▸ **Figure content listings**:
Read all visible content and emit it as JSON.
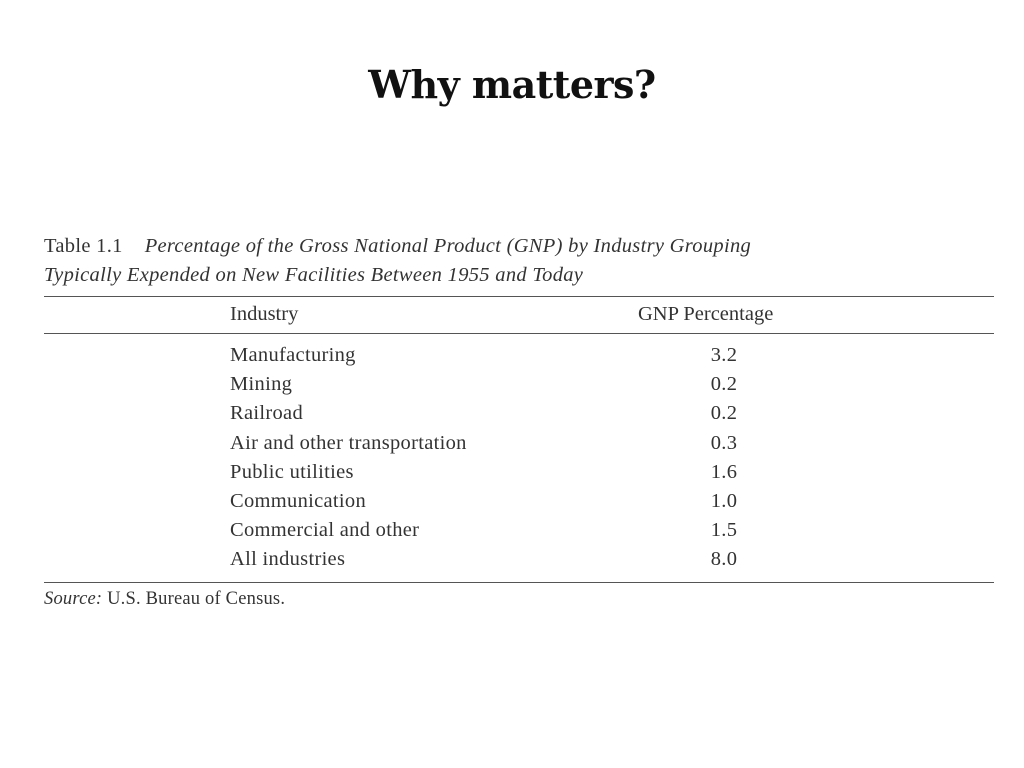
{
  "slide": {
    "title": "Why matters?"
  },
  "table": {
    "label": "Table 1.1",
    "caption": "Percentage of the Gross National Product (GNP) by Industry Grouping",
    "caption_line2": "Typically Expended on New Facilities Between 1955 and Today",
    "headers": {
      "industry": "Industry",
      "gnp": "GNP Percentage"
    },
    "rows": [
      {
        "industry": "Manufacturing",
        "gnp": "3.2"
      },
      {
        "industry": "Mining",
        "gnp": "0.2"
      },
      {
        "industry": "Railroad",
        "gnp": "0.2"
      },
      {
        "industry": "Air and other transportation",
        "gnp": "0.3"
      },
      {
        "industry": "Public utilities",
        "gnp": "1.6"
      },
      {
        "industry": "Communication",
        "gnp": "1.0"
      },
      {
        "industry": "Commercial and other",
        "gnp": "1.5"
      },
      {
        "industry": "All industries",
        "gnp": "8.0"
      }
    ],
    "source_label": "Source:",
    "source_text": "U.S. Bureau of Census."
  }
}
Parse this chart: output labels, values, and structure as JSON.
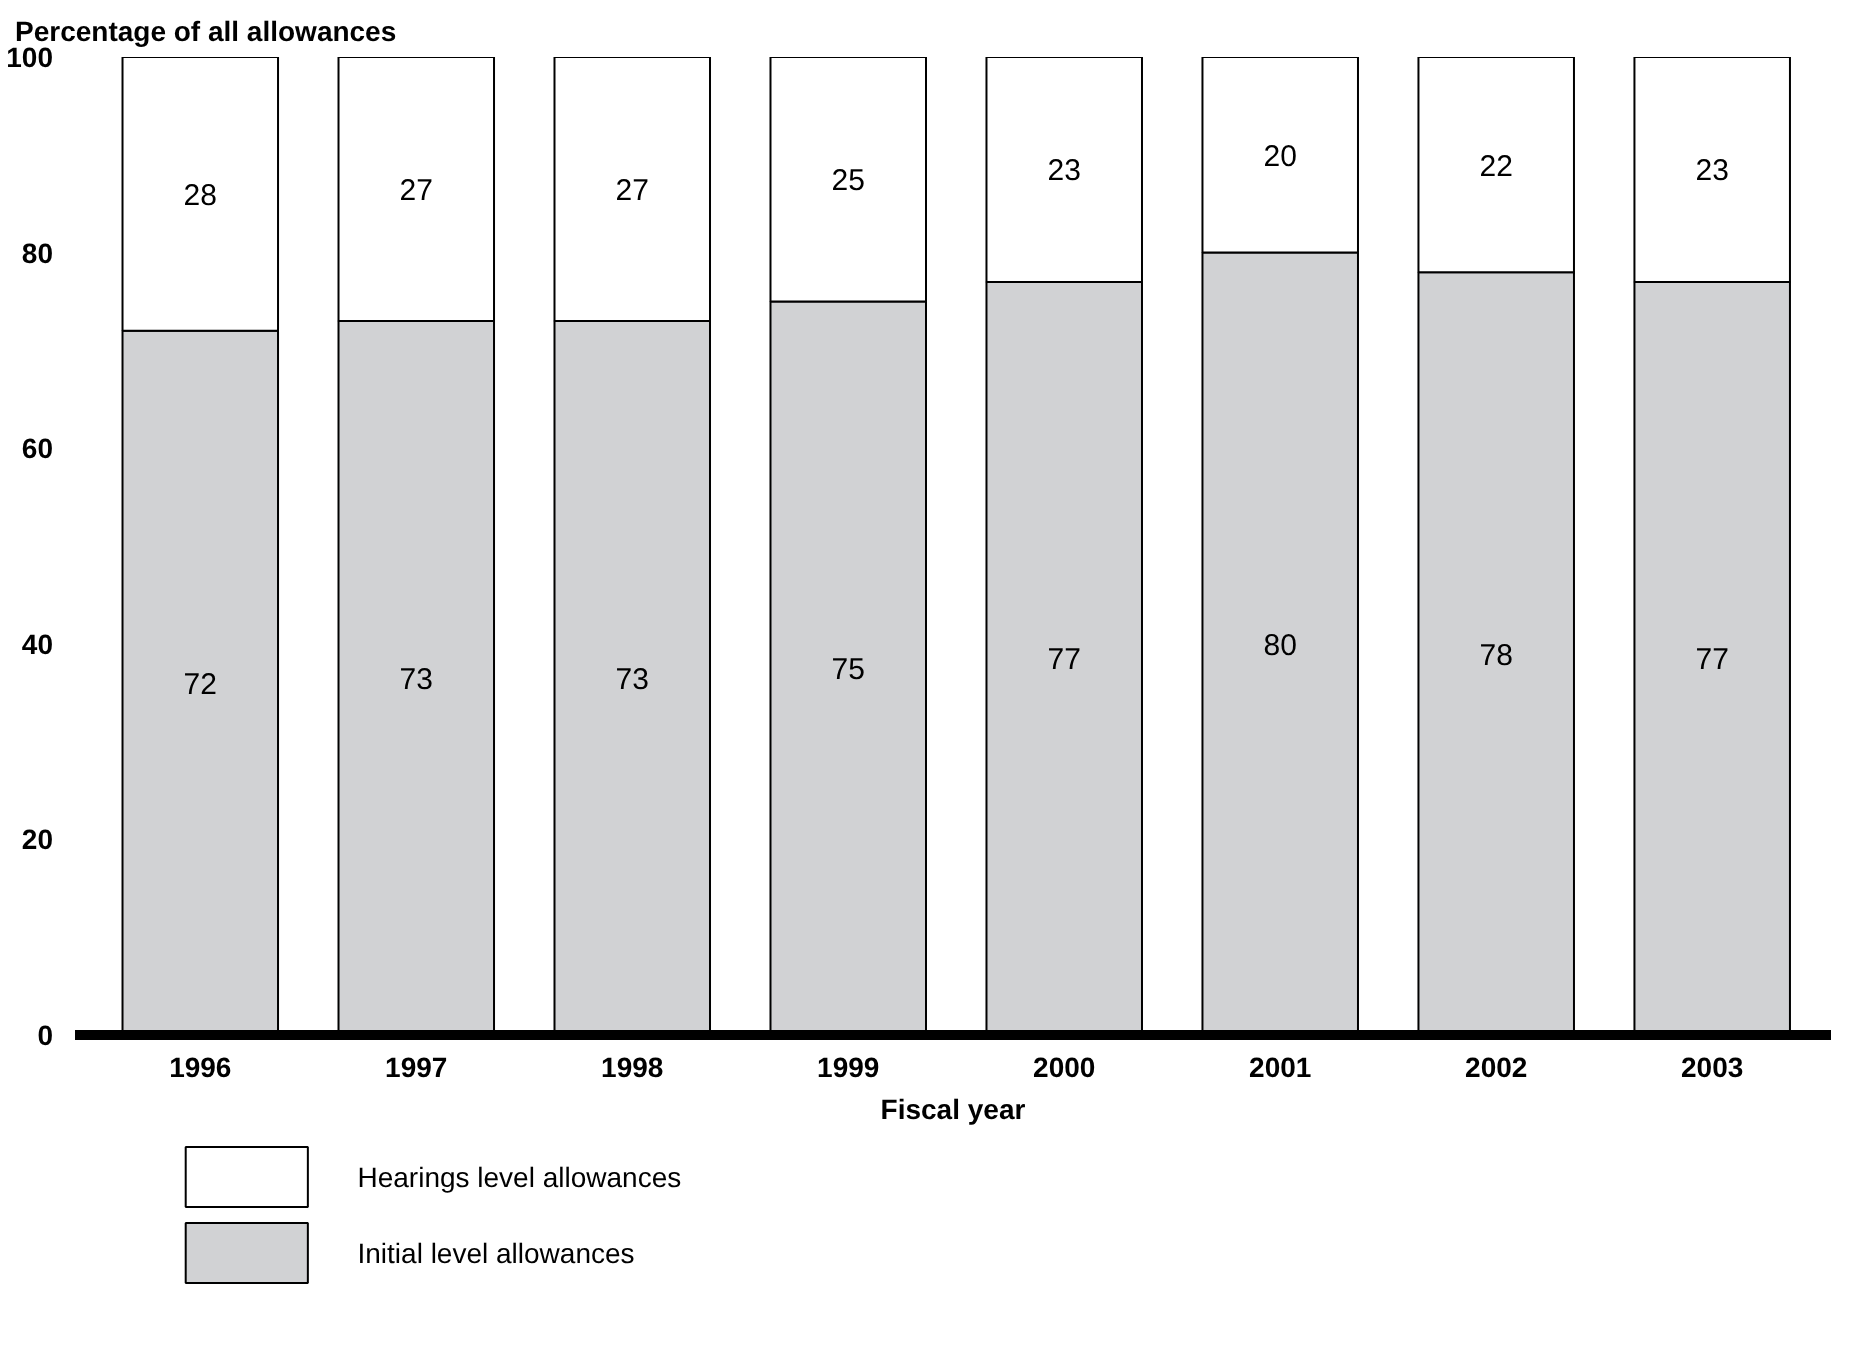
{
  "chart_data": {
    "type": "bar",
    "ylabel": "Percentage of all allowances",
    "xlabel": "Fiscal year",
    "categories": [
      "1996",
      "1997",
      "1998",
      "1999",
      "2000",
      "2001",
      "2002",
      "2003"
    ],
    "stacked": true,
    "data_labels": true,
    "ylim": [
      0,
      100
    ],
    "yticks": [
      0,
      20,
      40,
      60,
      80,
      100
    ],
    "grid": false,
    "legend": "bottom left",
    "series": [
      {
        "name": "Initial level allowances",
        "color": "#d1d2d4",
        "values": [
          72,
          73,
          73,
          75,
          77,
          80,
          78,
          77
        ]
      },
      {
        "name": "Hearings level allowances",
        "color": "#ffffff",
        "values": [
          28,
          27,
          27,
          25,
          23,
          20,
          22,
          23
        ]
      }
    ]
  }
}
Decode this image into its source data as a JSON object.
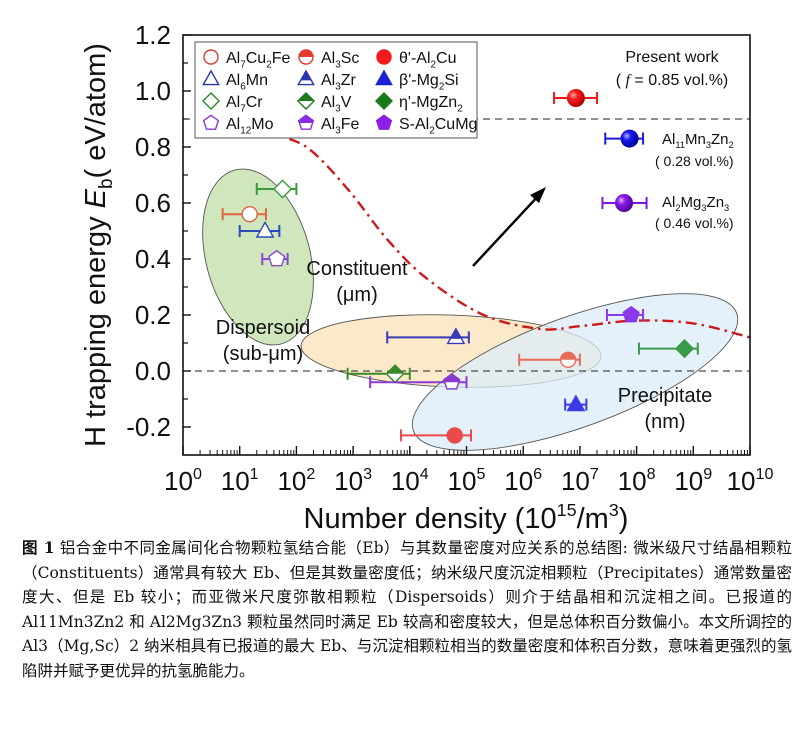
{
  "chart_data": {
    "type": "scatter",
    "xlabel": "Number density (10^15/m^3)",
    "xlabel_parts": {
      "main": "Number density (10",
      "sup1": "15",
      "mid": "/m",
      "sup2": "3",
      "end": ")"
    },
    "ylabel": "H trapping energy Eb( eV/atom)",
    "ylabel_parts": {
      "pre": "H trapping energy  ",
      "sym": "E",
      "sub": "b",
      "post": "( eV/atom)"
    },
    "xscale": "log",
    "xlim": [
      1,
      10000000000.0
    ],
    "ylim": [
      -0.3,
      1.2
    ],
    "x_ticks": [
      {
        "base": "10",
        "exp": "0"
      },
      {
        "base": "10",
        "exp": "1"
      },
      {
        "base": "10",
        "exp": "2"
      },
      {
        "base": "10",
        "exp": "3"
      },
      {
        "base": "10",
        "exp": "4"
      },
      {
        "base": "10",
        "exp": "5"
      },
      {
        "base": "10",
        "exp": "6"
      },
      {
        "base": "10",
        "exp": "7"
      },
      {
        "base": "10",
        "exp": "8"
      },
      {
        "base": "10",
        "exp": "9"
      },
      {
        "base": "10",
        "exp": "10"
      }
    ],
    "y_ticks": [
      "-0.2",
      "0.0",
      "0.2",
      "0.4",
      "0.6",
      "0.8",
      "1.0",
      "1.2"
    ],
    "y_tick_values": [
      -0.2,
      0.0,
      0.2,
      0.4,
      0.6,
      0.8,
      1.0,
      1.2
    ],
    "reference_lines": [
      {
        "type": "horizontal-dashed",
        "y": 0.0
      },
      {
        "type": "horizontal-dashed",
        "y": 0.9
      }
    ],
    "legend": {
      "placement": "top-left",
      "entries": [
        {
          "label": "Al7Cu2Fe",
          "parts": [
            [
              "Al",
              ""
            ],
            [
              "7",
              "sub"
            ],
            [
              "Cu",
              ""
            ],
            [
              "2",
              "sub"
            ],
            [
              "Fe",
              ""
            ]
          ],
          "marker": "circle",
          "fill": "open",
          "color": "#d6403a"
        },
        {
          "label": "Al3Sc",
          "parts": [
            [
              "Al",
              ""
            ],
            [
              "3",
              "sub"
            ],
            [
              "Sc",
              ""
            ]
          ],
          "marker": "circle",
          "fill": "top-half",
          "color": "#e8382e"
        },
        {
          "label": "θ'-Al2Cu",
          "parts": [
            [
              "θ'-Al",
              ""
            ],
            [
              "2",
              "sub"
            ],
            [
              "Cu",
              ""
            ]
          ],
          "marker": "circle",
          "fill": "full",
          "color": "#f21a1a"
        },
        {
          "label": "Al6Mn",
          "parts": [
            [
              "Al",
              ""
            ],
            [
              "6",
              "sub"
            ],
            [
              "Mn",
              ""
            ]
          ],
          "marker": "triangle",
          "fill": "open",
          "color": "#2a35b0"
        },
        {
          "label": "Al3Zr",
          "parts": [
            [
              "Al",
              ""
            ],
            [
              "3",
              "sub"
            ],
            [
              "Zr",
              ""
            ]
          ],
          "marker": "triangle",
          "fill": "top-half",
          "color": "#2a35b0"
        },
        {
          "label": "β'-Mg2Si",
          "parts": [
            [
              "β'-Mg",
              ""
            ],
            [
              "2",
              "sub"
            ],
            [
              "Si",
              ""
            ]
          ],
          "marker": "triangle",
          "fill": "full",
          "color": "#1a22d8"
        },
        {
          "label": "Al7Cr",
          "parts": [
            [
              "Al",
              ""
            ],
            [
              "7",
              "sub"
            ],
            [
              "Cr",
              ""
            ]
          ],
          "marker": "diamond",
          "fill": "open",
          "color": "#2a8a2a"
        },
        {
          "label": "Al3V",
          "parts": [
            [
              "Al",
              ""
            ],
            [
              "3",
              "sub"
            ],
            [
              "V",
              ""
            ]
          ],
          "marker": "diamond",
          "fill": "top-half",
          "color": "#1f7a1f"
        },
        {
          "label": "η'-MgZn2",
          "parts": [
            [
              "η'-MgZn",
              ""
            ],
            [
              "2",
              "sub"
            ]
          ],
          "marker": "diamond",
          "fill": "full",
          "color": "#1a7a1a"
        },
        {
          "label": "Al12Mo",
          "parts": [
            [
              "Al",
              ""
            ],
            [
              "12",
              "sub"
            ],
            [
              "Mo",
              ""
            ]
          ],
          "marker": "pentagon",
          "fill": "open",
          "color": "#8a3ad0"
        },
        {
          "label": "Al3Fe",
          "parts": [
            [
              "Al",
              ""
            ],
            [
              "3",
              "sub"
            ],
            [
              "Fe",
              ""
            ]
          ],
          "marker": "pentagon",
          "fill": "top-half",
          "color": "#8a2ee0"
        },
        {
          "label": "S-Al2CuMg",
          "parts": [
            [
              "S-Al",
              ""
            ],
            [
              "2",
              "sub"
            ],
            [
              "CuMg",
              ""
            ]
          ],
          "marker": "pentagon",
          "fill": "full",
          "color": "#8a1ee8"
        }
      ]
    },
    "series": [
      {
        "name": "Al7Cu2Fe",
        "x": 15,
        "y": 0.56,
        "x_err": [
          5,
          29
        ],
        "color": "#e0653e"
      },
      {
        "name": "Al6Mn",
        "x": 28,
        "y": 0.5,
        "x_err": [
          10,
          50
        ],
        "color": "#2a4ab8"
      },
      {
        "name": "Al7Cr",
        "x": 57,
        "y": 0.65,
        "x_err": [
          20,
          100
        ],
        "color": "#3a9a3a"
      },
      {
        "name": "Al12Mo",
        "x": 45,
        "y": 0.4,
        "x_err": [
          25,
          70
        ],
        "color": "#8a4ad0"
      },
      {
        "name": "Al3Sc",
        "x": 6200000.0,
        "y": 0.04,
        "x_err": [
          850000.0,
          10000000.0
        ],
        "color": "#e86a5a"
      },
      {
        "name": "Al3Zr",
        "x": 65000.0,
        "y": 0.12,
        "x_err": [
          4000,
          110000.0
        ],
        "color": "#3a3ab8"
      },
      {
        "name": "Al3V",
        "x": 5500,
        "y": -0.01,
        "x_err": [
          800,
          10000.0
        ],
        "color": "#3a8a2a"
      },
      {
        "name": "Al3Fe",
        "x": 55000.0,
        "y": -0.04,
        "x_err": [
          2000,
          100000.0
        ],
        "color": "#8a3ad0"
      },
      {
        "name": "θ'-Al2Cu",
        "x": 62000.0,
        "y": -0.23,
        "x_err": [
          7000,
          120000.0
        ],
        "color": "#ea4a4a"
      },
      {
        "name": "β'-Mg2Si",
        "x": 8500000.0,
        "y": -0.12,
        "x_err": [
          5500000.0,
          13000000.0
        ],
        "color": "#3a3ae8"
      },
      {
        "name": "S-Al2CuMg",
        "x": 80000000.0,
        "y": 0.2,
        "x_err": [
          30000000.0,
          130000000.0
        ],
        "color": "#8a3ae8"
      },
      {
        "name": "η'-MgZn2",
        "x": 700000000.0,
        "y": 0.08,
        "x_err": [
          110000000.0,
          1200000000.0
        ],
        "color": "#3a9a4a"
      },
      {
        "name": "Present work Al3(Mg,Sc)2",
        "x": 8500000.0,
        "y": 0.975,
        "x_err": [
          3500000.0,
          20000000.0
        ],
        "color": "#ee1a1a",
        "marker": "sphere"
      },
      {
        "name": "Al11Mn3Zn2",
        "x": 75000000.0,
        "y": 0.83,
        "x_err": [
          28000000.0,
          130000000.0
        ],
        "color": "#1a1ae0",
        "marker": "sphere"
      },
      {
        "name": "Al2Mg3Zn3",
        "x": 60000000.0,
        "y": 0.6,
        "x_err": [
          25000000.0,
          150000000.0
        ],
        "color": "#7a1ae0",
        "marker": "sphere"
      }
    ],
    "boundary_curve": {
      "style": "dash-dot",
      "color": "#cc1a1a",
      "points": [
        [
          30,
          0.85
        ],
        [
          150,
          0.8
        ],
        [
          800,
          0.65
        ],
        [
          4000,
          0.47
        ],
        [
          20000,
          0.33
        ],
        [
          200000.0,
          0.2
        ],
        [
          2000000.0,
          0.15
        ],
        [
          10000000.0,
          0.16
        ],
        [
          100000000.0,
          0.18
        ],
        [
          1000000000.0,
          0.17
        ],
        [
          10000000000.0,
          0.12
        ]
      ]
    },
    "regions": [
      {
        "name": "Constituent",
        "label_line1": "Constituent",
        "label_line2": "(μm)",
        "color": "#c8e2b0"
      },
      {
        "name": "Dispersoid",
        "label_line1": "Dispersoid",
        "label_line2": "(sub-μm)",
        "color": "#fbe5bf"
      },
      {
        "name": "Precipitate",
        "label_line1": "Precipitate",
        "label_line2": "(nm)",
        "color": "#dcecf8"
      }
    ],
    "annotations": {
      "present_work_line1": "Present work",
      "present_work_line2_pre": "( ",
      "present_work_f": "f",
      "present_work_line2_post": " = 0.85 vol.%)",
      "al11_parts": [
        [
          "Al",
          ""
        ],
        [
          "11",
          "sub"
        ],
        [
          "Mn",
          ""
        ],
        [
          "3",
          "sub"
        ],
        [
          "Zn",
          ""
        ],
        [
          "2",
          "sub"
        ]
      ],
      "al11_vol": "( 0.28 vol.%)",
      "al2mg_parts": [
        [
          "Al",
          ""
        ],
        [
          "2",
          "sub"
        ],
        [
          "Mg",
          ""
        ],
        [
          "3",
          "sub"
        ],
        [
          "Zn",
          ""
        ],
        [
          "3",
          "sub"
        ]
      ],
      "al2mg_vol": "( 0.46 vol.%)",
      "arrow": "trend-arrow"
    }
  },
  "caption": {
    "figure_label": "图 1",
    "text": " 铝合金中不同金属间化合物颗粒氢结合能（Eb）与其数量密度对应关系的总结图: 微米级尺寸结晶相颗粒（Constituents）通常具有较大 Eb、但是其数量密度低；纳米级尺度沉淀相颗粒（Precipitates）通常数量密度大、但是 Eb 较小；而亚微米尺度弥散相颗粒（Dispersoids）则介于结晶相和沉淀相之间。已报道的 Al11Mn3Zn2 和 Al2Mg3Zn3 颗粒虽然同时满足 Eb 较高和密度较大，但是总体积百分数偏小。本文所调控的 Al3（Mg,Sc）2 纳米相具有已报道的最大 Eb、与沉淀相颗粒相当的数量密度和体积百分数，意味着更强烈的氢陷阱并赋予更优异的抗氢脆能力。"
  }
}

▸ **TASK INSTRUCTIONS**:
Pick out the lines that include the word "trapping" and write them out.

▸ **RESULT OF THIS EXERCISE**:
    "ylabel": "H trapping energy Eb( eV/atom)",
      "pre": "H trapping energy  ",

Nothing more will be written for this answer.